Aim:
Report how many lines contain "วยประเภท"; state the number and nothing else.

------------------------------------

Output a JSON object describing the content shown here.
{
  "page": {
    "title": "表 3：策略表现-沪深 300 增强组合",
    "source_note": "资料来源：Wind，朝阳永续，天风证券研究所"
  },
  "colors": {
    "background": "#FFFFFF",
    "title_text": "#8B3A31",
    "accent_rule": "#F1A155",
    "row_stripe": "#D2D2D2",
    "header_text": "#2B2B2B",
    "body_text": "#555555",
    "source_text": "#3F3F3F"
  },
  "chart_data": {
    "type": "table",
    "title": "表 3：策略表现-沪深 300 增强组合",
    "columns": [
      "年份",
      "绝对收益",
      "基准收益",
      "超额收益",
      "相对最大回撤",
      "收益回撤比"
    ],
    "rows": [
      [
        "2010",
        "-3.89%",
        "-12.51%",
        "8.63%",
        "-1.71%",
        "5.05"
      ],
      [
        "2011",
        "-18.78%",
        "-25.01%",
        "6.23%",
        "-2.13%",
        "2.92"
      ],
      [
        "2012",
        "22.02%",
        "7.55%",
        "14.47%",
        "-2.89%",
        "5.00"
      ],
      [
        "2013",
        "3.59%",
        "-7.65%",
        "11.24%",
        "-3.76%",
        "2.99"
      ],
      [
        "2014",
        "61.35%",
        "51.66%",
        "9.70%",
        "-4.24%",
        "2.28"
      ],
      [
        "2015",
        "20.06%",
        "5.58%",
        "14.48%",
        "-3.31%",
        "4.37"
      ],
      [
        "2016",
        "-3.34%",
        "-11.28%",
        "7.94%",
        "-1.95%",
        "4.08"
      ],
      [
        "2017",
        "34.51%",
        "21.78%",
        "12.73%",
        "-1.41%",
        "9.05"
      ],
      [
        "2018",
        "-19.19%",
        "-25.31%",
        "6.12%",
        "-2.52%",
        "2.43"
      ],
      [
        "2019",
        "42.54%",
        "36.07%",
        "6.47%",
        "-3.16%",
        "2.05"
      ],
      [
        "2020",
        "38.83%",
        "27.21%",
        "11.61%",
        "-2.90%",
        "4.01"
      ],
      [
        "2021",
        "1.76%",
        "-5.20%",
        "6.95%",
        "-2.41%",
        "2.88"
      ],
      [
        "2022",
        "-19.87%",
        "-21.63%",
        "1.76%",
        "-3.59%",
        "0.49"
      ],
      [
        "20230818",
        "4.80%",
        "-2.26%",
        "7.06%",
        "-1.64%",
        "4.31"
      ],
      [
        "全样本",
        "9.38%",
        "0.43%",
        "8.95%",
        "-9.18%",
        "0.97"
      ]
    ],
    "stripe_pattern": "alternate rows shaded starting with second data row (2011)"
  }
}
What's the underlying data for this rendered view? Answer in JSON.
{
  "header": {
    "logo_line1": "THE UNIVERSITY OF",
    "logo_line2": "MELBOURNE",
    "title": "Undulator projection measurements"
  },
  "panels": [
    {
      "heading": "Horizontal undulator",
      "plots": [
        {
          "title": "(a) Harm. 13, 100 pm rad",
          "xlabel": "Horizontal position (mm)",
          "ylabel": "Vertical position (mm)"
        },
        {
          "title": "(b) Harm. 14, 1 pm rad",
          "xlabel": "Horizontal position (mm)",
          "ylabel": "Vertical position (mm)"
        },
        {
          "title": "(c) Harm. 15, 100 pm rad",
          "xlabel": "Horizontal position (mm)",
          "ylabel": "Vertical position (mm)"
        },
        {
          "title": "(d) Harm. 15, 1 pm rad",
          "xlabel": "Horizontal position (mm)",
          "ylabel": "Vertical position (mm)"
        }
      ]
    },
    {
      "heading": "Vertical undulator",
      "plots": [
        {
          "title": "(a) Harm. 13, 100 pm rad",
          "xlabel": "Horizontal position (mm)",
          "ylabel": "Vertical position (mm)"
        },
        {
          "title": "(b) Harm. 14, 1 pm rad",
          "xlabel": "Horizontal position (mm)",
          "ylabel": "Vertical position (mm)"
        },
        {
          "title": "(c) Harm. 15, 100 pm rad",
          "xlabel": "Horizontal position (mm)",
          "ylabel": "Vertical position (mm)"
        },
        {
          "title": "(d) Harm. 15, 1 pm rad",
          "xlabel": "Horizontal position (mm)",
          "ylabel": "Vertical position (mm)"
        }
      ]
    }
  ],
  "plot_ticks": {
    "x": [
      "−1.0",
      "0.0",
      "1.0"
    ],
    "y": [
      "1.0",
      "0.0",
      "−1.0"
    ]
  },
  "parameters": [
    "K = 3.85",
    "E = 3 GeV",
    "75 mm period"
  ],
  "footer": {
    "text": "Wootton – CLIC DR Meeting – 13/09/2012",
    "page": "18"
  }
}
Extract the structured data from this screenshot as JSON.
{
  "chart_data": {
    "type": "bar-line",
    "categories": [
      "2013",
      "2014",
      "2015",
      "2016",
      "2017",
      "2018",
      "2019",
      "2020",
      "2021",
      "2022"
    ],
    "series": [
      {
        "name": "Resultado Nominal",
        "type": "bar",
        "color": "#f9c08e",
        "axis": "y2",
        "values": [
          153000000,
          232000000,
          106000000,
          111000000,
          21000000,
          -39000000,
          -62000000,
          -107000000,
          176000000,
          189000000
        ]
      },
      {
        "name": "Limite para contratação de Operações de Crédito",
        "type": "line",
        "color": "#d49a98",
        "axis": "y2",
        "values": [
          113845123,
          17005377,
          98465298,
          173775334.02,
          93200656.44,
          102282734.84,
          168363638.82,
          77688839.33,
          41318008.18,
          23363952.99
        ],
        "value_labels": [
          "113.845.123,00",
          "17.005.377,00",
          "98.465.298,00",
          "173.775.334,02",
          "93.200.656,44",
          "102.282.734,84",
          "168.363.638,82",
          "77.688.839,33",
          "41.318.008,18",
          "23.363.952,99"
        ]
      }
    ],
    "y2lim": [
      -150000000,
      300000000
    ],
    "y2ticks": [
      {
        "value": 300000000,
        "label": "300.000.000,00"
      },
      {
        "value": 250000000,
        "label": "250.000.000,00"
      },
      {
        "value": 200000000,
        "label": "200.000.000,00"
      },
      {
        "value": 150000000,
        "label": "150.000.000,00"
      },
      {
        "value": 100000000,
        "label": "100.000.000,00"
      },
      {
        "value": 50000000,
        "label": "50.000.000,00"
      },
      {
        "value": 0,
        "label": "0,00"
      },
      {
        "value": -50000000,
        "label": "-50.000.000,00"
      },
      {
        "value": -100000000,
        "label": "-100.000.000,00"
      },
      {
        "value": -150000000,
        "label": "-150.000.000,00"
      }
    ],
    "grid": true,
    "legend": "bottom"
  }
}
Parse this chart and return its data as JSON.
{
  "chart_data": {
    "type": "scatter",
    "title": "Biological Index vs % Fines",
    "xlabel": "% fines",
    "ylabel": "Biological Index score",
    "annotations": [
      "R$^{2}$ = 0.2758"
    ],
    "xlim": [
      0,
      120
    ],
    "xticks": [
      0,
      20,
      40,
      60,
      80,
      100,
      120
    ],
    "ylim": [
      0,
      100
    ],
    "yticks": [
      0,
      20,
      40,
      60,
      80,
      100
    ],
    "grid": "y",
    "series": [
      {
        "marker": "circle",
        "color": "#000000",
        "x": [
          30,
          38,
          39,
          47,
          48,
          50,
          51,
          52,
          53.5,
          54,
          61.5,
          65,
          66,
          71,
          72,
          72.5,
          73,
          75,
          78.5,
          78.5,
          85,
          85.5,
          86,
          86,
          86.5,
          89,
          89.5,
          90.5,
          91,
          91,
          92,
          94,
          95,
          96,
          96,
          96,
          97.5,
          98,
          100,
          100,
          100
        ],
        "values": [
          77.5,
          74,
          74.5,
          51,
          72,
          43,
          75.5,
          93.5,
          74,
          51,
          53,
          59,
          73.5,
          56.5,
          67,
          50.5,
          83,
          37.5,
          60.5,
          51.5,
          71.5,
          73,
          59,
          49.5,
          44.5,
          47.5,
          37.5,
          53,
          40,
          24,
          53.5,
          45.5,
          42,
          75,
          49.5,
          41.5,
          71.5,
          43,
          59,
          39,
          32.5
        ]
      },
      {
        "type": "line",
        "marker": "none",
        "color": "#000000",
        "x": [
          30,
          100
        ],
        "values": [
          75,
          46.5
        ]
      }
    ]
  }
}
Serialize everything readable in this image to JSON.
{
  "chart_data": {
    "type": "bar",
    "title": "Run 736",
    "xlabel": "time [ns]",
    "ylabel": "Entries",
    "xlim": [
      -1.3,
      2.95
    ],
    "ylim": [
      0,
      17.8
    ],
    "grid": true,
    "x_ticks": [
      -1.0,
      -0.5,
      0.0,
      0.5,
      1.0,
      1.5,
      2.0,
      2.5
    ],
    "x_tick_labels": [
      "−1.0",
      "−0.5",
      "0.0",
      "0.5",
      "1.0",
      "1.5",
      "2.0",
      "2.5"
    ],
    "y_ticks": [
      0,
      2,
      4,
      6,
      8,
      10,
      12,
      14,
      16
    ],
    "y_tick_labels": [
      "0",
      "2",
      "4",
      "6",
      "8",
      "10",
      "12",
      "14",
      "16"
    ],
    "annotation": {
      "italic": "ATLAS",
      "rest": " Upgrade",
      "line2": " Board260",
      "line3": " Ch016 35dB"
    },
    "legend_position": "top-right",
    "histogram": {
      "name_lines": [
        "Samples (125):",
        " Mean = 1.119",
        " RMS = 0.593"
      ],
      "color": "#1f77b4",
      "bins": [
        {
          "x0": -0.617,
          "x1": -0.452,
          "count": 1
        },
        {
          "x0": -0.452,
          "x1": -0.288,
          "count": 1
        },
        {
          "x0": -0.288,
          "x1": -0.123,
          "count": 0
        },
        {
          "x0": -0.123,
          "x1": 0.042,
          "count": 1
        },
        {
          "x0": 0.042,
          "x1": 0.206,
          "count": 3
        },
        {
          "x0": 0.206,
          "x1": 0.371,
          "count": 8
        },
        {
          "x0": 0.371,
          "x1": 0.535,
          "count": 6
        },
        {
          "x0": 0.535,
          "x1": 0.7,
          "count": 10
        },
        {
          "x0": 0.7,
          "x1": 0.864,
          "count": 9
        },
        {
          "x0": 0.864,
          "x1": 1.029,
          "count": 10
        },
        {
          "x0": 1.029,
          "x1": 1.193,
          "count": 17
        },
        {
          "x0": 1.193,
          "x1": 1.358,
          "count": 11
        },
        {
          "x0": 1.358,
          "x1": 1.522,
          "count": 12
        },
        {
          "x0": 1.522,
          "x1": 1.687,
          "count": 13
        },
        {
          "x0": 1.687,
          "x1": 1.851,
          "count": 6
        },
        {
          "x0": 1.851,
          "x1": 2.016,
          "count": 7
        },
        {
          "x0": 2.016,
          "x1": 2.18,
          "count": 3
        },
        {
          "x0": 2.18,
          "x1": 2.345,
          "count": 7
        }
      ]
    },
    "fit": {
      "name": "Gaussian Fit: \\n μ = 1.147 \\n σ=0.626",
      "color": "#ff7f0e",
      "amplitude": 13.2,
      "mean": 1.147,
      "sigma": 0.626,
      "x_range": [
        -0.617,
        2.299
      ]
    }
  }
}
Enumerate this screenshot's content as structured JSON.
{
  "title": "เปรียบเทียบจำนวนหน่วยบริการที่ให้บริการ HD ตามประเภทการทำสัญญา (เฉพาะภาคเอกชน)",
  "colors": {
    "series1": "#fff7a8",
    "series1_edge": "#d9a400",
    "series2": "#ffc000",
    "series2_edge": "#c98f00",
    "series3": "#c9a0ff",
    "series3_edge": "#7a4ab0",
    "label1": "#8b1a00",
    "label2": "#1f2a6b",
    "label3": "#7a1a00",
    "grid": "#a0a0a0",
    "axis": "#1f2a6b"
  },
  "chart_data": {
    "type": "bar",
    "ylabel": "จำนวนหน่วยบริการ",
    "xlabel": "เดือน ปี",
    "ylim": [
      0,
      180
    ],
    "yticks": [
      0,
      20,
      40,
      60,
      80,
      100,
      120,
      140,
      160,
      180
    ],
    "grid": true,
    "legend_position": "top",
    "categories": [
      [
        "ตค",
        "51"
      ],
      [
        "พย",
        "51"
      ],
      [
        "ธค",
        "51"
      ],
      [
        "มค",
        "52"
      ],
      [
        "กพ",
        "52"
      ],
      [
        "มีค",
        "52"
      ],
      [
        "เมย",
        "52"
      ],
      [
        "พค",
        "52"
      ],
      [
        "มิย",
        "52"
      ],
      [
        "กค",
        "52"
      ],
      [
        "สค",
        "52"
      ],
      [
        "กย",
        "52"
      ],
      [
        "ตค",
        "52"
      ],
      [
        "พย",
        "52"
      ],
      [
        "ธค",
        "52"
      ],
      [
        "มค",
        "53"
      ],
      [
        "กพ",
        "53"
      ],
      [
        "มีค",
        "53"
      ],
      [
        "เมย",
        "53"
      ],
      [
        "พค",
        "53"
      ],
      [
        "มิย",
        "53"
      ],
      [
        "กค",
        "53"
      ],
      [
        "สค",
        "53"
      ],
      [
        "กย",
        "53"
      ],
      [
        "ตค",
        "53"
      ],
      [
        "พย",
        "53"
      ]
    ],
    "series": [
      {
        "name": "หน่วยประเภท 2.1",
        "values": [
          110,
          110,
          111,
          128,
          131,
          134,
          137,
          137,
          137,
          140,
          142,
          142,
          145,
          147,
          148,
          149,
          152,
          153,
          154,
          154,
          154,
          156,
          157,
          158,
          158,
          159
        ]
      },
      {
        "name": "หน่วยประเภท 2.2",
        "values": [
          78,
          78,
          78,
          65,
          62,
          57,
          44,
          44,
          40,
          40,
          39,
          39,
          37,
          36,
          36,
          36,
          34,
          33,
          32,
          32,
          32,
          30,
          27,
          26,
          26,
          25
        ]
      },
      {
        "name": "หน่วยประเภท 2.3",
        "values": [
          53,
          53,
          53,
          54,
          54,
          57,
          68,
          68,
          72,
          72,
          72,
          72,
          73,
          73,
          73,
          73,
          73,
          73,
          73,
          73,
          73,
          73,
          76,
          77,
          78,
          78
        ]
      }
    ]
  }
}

------------------------------------

Final result:
3